··· Input rows ···

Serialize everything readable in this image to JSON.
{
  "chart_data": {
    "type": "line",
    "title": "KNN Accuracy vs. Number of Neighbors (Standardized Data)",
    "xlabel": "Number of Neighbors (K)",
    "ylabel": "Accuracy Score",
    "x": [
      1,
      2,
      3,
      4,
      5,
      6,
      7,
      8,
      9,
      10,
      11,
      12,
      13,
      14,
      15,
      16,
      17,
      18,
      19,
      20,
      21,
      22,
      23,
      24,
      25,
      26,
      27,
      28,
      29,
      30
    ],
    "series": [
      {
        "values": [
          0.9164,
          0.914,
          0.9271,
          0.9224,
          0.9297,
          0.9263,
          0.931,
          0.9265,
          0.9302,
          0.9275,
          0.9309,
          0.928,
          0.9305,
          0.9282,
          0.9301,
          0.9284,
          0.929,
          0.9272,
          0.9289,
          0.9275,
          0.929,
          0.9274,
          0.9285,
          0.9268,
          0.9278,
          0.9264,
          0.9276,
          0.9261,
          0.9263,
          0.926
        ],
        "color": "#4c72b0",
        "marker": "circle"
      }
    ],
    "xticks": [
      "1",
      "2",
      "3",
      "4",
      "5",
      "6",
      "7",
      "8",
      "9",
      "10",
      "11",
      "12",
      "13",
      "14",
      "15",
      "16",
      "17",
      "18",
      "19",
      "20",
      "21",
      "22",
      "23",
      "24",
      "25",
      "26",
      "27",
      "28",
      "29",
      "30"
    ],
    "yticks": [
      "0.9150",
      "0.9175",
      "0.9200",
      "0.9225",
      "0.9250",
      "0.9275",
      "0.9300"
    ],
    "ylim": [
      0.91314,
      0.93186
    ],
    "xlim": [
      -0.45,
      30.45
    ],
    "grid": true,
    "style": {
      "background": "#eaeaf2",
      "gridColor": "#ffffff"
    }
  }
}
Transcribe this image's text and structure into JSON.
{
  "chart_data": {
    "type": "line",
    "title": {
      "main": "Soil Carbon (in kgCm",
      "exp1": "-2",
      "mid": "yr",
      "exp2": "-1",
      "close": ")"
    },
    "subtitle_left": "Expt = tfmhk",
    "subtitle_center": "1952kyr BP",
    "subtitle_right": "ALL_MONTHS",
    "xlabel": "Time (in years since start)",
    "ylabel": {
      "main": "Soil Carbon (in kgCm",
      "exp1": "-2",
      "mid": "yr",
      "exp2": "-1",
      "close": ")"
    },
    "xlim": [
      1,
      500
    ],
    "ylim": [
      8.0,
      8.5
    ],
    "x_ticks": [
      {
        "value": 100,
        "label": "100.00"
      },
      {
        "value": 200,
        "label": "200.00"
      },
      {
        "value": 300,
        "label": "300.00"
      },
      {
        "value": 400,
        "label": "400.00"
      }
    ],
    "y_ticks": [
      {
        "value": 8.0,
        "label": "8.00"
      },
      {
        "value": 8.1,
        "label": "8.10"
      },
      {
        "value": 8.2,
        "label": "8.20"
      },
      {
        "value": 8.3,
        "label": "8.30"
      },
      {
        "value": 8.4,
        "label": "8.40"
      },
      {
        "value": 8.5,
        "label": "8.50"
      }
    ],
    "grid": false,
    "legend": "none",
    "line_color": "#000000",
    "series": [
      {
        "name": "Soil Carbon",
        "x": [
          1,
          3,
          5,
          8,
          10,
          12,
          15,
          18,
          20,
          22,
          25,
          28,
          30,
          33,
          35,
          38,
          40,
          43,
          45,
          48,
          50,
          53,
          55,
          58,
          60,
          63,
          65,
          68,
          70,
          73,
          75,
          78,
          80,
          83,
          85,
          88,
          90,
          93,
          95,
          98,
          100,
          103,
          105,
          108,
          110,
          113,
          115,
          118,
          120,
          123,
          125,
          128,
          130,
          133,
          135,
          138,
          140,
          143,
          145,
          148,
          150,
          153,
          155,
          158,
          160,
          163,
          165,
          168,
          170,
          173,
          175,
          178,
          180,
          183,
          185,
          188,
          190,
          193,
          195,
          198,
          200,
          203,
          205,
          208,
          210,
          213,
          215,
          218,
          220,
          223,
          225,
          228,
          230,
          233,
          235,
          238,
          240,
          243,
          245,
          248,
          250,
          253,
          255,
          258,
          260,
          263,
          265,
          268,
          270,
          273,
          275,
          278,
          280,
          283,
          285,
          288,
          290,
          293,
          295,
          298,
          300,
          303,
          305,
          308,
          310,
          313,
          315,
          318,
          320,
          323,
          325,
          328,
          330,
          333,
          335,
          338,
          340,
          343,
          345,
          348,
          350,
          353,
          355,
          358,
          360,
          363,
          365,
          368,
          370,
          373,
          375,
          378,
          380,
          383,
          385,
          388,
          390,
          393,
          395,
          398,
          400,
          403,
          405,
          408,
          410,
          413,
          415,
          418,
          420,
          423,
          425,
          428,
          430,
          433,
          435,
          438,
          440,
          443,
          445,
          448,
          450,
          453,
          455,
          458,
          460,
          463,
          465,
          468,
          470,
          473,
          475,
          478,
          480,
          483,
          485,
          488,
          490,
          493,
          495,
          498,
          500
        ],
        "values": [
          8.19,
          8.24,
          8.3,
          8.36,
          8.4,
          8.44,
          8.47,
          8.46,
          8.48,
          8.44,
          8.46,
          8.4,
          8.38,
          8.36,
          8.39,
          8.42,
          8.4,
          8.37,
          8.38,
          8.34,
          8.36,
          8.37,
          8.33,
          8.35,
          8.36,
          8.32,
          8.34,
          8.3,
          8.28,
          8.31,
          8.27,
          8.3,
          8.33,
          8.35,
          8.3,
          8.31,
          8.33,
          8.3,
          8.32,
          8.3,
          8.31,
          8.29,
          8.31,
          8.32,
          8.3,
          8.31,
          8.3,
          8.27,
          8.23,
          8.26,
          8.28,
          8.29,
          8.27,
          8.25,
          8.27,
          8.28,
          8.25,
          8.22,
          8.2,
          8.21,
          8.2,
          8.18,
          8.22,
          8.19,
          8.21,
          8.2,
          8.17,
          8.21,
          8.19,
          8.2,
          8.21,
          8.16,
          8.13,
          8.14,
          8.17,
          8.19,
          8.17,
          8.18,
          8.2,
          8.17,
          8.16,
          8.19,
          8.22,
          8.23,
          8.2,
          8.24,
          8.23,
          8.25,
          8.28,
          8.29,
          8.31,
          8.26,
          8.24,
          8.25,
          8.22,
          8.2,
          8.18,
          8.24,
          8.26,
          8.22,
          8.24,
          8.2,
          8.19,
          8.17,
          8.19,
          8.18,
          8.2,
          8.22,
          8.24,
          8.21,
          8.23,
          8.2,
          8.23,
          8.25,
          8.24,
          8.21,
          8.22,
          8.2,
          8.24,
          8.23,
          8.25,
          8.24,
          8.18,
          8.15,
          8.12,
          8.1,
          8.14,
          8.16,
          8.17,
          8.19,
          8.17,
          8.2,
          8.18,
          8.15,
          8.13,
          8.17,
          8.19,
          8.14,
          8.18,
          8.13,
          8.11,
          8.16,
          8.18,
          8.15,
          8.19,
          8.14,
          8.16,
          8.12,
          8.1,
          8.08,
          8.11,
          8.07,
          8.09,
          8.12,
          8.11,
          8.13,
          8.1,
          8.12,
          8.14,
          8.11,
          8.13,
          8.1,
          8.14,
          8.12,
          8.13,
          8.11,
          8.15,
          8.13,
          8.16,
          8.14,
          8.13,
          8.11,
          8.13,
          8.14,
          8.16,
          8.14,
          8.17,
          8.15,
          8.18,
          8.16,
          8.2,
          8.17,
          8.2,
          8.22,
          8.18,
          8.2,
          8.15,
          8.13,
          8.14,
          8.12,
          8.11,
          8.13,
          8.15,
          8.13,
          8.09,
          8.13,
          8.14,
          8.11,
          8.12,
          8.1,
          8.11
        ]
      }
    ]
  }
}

···

[Written problem]
Transcribe the whole listing exactly.

[Solution to this task]
Serialize everything readable in this image to JSON.
{
  "chart_data": {
    "type": "line",
    "title": "KNN Accuracy vs. Number of Neighbors (Standardized Data)",
    "xlabel": "Number of Neighbors (K)",
    "ylabel": "Accuracy Score",
    "x": [
      1,
      2,
      3,
      4,
      5,
      6,
      7,
      8,
      9,
      10,
      11,
      12,
      13,
      14,
      15,
      16,
      17,
      18,
      19,
      20,
      21,
      22,
      23,
      24,
      25,
      26,
      27,
      28,
      29,
      30
    ],
    "series": [
      {
        "values": [
          0.9164,
          0.914,
          0.9271,
          0.9224,
          0.9297,
          0.9263,
          0.931,
          0.9265,
          0.9302,
          0.9275,
          0.9309,
          0.928,
          0.9305,
          0.9282,
          0.9301,
          0.9284,
          0.929,
          0.9272,
          0.9289,
          0.9275,
          0.929,
          0.9274,
          0.9285,
          0.9268,
          0.9278,
          0.9264,
          0.9276,
          0.9261,
          0.9263,
          0.926
        ],
        "color": "#4c72b0",
        "marker": "circle"
      }
    ],
    "xticks": [
      "1",
      "2",
      "3",
      "4",
      "5",
      "6",
      "7",
      "8",
      "9",
      "10",
      "11",
      "12",
      "13",
      "14",
      "15",
      "16",
      "17",
      "18",
      "19",
      "20",
      "21",
      "22",
      "23",
      "24",
      "25",
      "26",
      "27",
      "28",
      "29",
      "30"
    ],
    "yticks": [
      "0.9150",
      "0.9175",
      "0.9200",
      "0.9225",
      "0.9250",
      "0.9275",
      "0.9300"
    ],
    "ylim": [
      0.91314,
      0.93186
    ],
    "xlim": [
      -0.45,
      30.45
    ],
    "grid": true,
    "style": {
      "background": "#eaeaf2",
      "gridColor": "#ffffff"
    }
  }
}
Transcribe this image's text and structure into JSON.
{
  "chart_data": {
    "type": "line",
    "title": {
      "main": "Soil Carbon (in kgCm",
      "exp1": "-2",
      "mid": "yr",
      "exp2": "-1",
      "close": ")"
    },
    "subtitle_left": "Expt = tfmhk",
    "subtitle_center": "1952kyr BP",
    "subtitle_right": "ALL_MONTHS",
    "xlabel": "Time (in years since start)",
    "ylabel": {
      "main": "Soil Carbon (in kgCm",
      "exp1": "-2",
      "mid": "yr",
      "exp2": "-1",
      "close": ")"
    },
    "xlim": [
      1,
      500
    ],
    "ylim": [
      8.0,
      8.5
    ],
    "x_ticks": [
      {
        "value": 100,
        "label": "100.00"
      },
      {
        "value": 200,
        "label": "200.00"
      },
      {
        "value": 300,
        "label": "300.00"
      },
      {
        "value": 400,
        "label": "400.00"
      }
    ],
    "y_ticks": [
      {
        "value": 8.0,
        "label": "8.00"
      },
      {
        "value": 8.1,
        "label": "8.10"
      },
      {
        "value": 8.2,
        "label": "8.20"
      },
      {
        "value": 8.3,
        "label": "8.30"
      },
      {
        "value": 8.4,
        "label": "8.40"
      },
      {
        "value": 8.5,
        "label": "8.50"
      }
    ],
    "grid": false,
    "legend": "none",
    "line_color": "#000000",
    "series": [
      {
        "name": "Soil Carbon",
        "x": [
          1,
          3,
          5,
          8,
          10,
          12,
          15,
          18,
          20,
          22,
          25,
          28,
          30,
          33,
          35,
          38,
          40,
          43,
          45,
          48,
          50,
          53,
          55,
          58,
          60,
          63,
          65,
          68,
          70,
          73,
          75,
          78,
          80,
          83,
          85,
          88,
          90,
          93,
          95,
          98,
          100,
          103,
          105,
          108,
          110,
          113,
          115,
          118,
          120,
          123,
          125,
          128,
          130,
          133,
          135,
          138,
          140,
          143,
          145,
          148,
          150,
          153,
          155,
          158,
          160,
          163,
          165,
          168,
          170,
          173,
          175,
          178,
          180,
          183,
          185,
          188,
          190,
          193,
          195,
          198,
          200,
          203,
          205,
          208,
          210,
          213,
          215,
          218,
          220,
          223,
          225,
          228,
          230,
          233,
          235,
          238,
          240,
          243,
          245,
          248,
          250,
          253,
          255,
          258,
          260,
          263,
          265,
          268,
          270,
          273,
          275,
          278,
          280,
          283,
          285,
          288,
          290,
          293,
          295,
          298,
          300,
          303,
          305,
          308,
          310,
          313,
          315,
          318,
          320,
          323,
          325,
          328,
          330,
          333,
          335,
          338,
          340,
          343,
          345,
          348,
          350,
          353,
          355,
          358,
          360,
          363,
          365,
          368,
          370,
          373,
          375,
          378,
          380,
          383,
          385,
          388,
          390,
          393,
          395,
          398,
          400,
          403,
          405,
          408,
          410,
          413,
          415,
          418,
          420,
          423,
          425,
          428,
          430,
          433,
          435,
          438,
          440,
          443,
          445,
          448,
          450,
          453,
          455,
          458,
          460,
          463,
          465,
          468,
          470,
          473,
          475,
          478,
          480,
          483,
          485,
          488,
          490,
          493,
          495,
          498,
          500
        ],
        "values": [
          8.19,
          8.24,
          8.3,
          8.36,
          8.4,
          8.44,
          8.47,
          8.46,
          8.48,
          8.44,
          8.46,
          8.4,
          8.38,
          8.36,
          8.39,
          8.42,
          8.4,
          8.37,
          8.38,
          8.34,
          8.36,
          8.37,
          8.33,
          8.35,
          8.36,
          8.32,
          8.34,
          8.3,
          8.28,
          8.31,
          8.27,
          8.3,
          8.33,
          8.35,
          8.3,
          8.31,
          8.33,
          8.3,
          8.32,
          8.3,
          8.31,
          8.29,
          8.31,
          8.32,
          8.3,
          8.31,
          8.3,
          8.27,
          8.23,
          8.26,
          8.28,
          8.29,
          8.27,
          8.25,
          8.27,
          8.28,
          8.25,
          8.22,
          8.2,
          8.21,
          8.2,
          8.18,
          8.22,
          8.19,
          8.21,
          8.2,
          8.17,
          8.21,
          8.19,
          8.2,
          8.21,
          8.16,
          8.13,
          8.14,
          8.17,
          8.19,
          8.17,
          8.18,
          8.2,
          8.17,
          8.16,
          8.19,
          8.22,
          8.23,
          8.2,
          8.24,
          8.23,
          8.25,
          8.28,
          8.29,
          8.31,
          8.26,
          8.24,
          8.25,
          8.22,
          8.2,
          8.18,
          8.24,
          8.26,
          8.22,
          8.24,
          8.2,
          8.19,
          8.17,
          8.19,
          8.18,
          8.2,
          8.22,
          8.24,
          8.21,
          8.23,
          8.2,
          8.23,
          8.25,
          8.24,
          8.21,
          8.22,
          8.2,
          8.24,
          8.23,
          8.25,
          8.24,
          8.18,
          8.15,
          8.12,
          8.1,
          8.14,
          8.16,
          8.17,
          8.19,
          8.17,
          8.2,
          8.18,
          8.15,
          8.13,
          8.17,
          8.19,
          8.14,
          8.18,
          8.13,
          8.11,
          8.16,
          8.18,
          8.15,
          8.19,
          8.14,
          8.16,
          8.12,
          8.1,
          8.08,
          8.11,
          8.07,
          8.09,
          8.12,
          8.11,
          8.13,
          8.1,
          8.12,
          8.14,
          8.11,
          8.13,
          8.1,
          8.14,
          8.12,
          8.13,
          8.11,
          8.15,
          8.13,
          8.16,
          8.14,
          8.13,
          8.11,
          8.13,
          8.14,
          8.16,
          8.14,
          8.17,
          8.15,
          8.18,
          8.16,
          8.2,
          8.17,
          8.2,
          8.22,
          8.18,
          8.2,
          8.15,
          8.13,
          8.14,
          8.12,
          8.11,
          8.13,
          8.15,
          8.13,
          8.09,
          8.13,
          8.14,
          8.11,
          8.12,
          8.1,
          8.11
        ]
      }
    ]
  }
}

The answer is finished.